_Given task_.
Present the following data again exactly as it is shown.

_Exercise data_.
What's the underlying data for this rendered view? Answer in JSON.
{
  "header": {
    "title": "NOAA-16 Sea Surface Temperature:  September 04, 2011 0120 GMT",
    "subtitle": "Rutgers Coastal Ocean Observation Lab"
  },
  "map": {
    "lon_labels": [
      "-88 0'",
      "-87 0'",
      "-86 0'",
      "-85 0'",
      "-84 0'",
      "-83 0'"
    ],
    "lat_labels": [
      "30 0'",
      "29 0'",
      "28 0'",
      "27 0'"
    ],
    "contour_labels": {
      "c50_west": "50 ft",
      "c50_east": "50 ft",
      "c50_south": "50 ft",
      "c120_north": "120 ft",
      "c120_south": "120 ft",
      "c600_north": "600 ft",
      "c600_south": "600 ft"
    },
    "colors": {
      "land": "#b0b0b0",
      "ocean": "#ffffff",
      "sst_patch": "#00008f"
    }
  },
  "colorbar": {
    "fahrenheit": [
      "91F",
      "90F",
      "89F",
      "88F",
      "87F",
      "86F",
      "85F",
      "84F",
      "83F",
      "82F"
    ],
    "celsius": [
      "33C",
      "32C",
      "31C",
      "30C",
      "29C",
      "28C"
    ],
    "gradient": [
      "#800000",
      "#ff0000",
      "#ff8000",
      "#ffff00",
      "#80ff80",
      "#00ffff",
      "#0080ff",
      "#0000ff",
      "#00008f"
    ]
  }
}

_Exercise result_.
What's the underlying data for this rendered view? Answer in JSON.
{
  "header": {
    "title": "NOAA-16 Sea Surface Temperature:  September 04, 2011 0120 GMT",
    "subtitle": "Rutgers Coastal Ocean Observation Lab"
  },
  "map": {
    "lon_labels": [
      "-88 0'",
      "-87 0'",
      "-86 0'",
      "-85 0'",
      "-84 0'",
      "-83 0'"
    ],
    "lat_labels": [
      "30 0'",
      "29 0'",
      "28 0'",
      "27 0'"
    ],
    "contour_labels": {
      "c50_west": "50 ft",
      "c50_east": "50 ft",
      "c50_south": "50 ft",
      "c120_north": "120 ft",
      "c120_south": "120 ft",
      "c600_north": "600 ft",
      "c600_south": "600 ft"
    },
    "colors": {
      "land": "#b0b0b0",
      "ocean": "#ffffff",
      "sst_patch": "#00008f"
    }
  },
  "colorbar": {
    "fahrenheit": [
      "91F",
      "90F",
      "89F",
      "88F",
      "87F",
      "86F",
      "85F",
      "84F",
      "83F",
      "82F"
    ],
    "celsius": [
      "33C",
      "32C",
      "31C",
      "30C",
      "29C",
      "28C"
    ],
    "gradient": [
      "#800000",
      "#ff0000",
      "#ff8000",
      "#ffff00",
      "#80ff80",
      "#00ffff",
      "#0080ff",
      "#0000ff",
      "#00008f"
    ]
  }
}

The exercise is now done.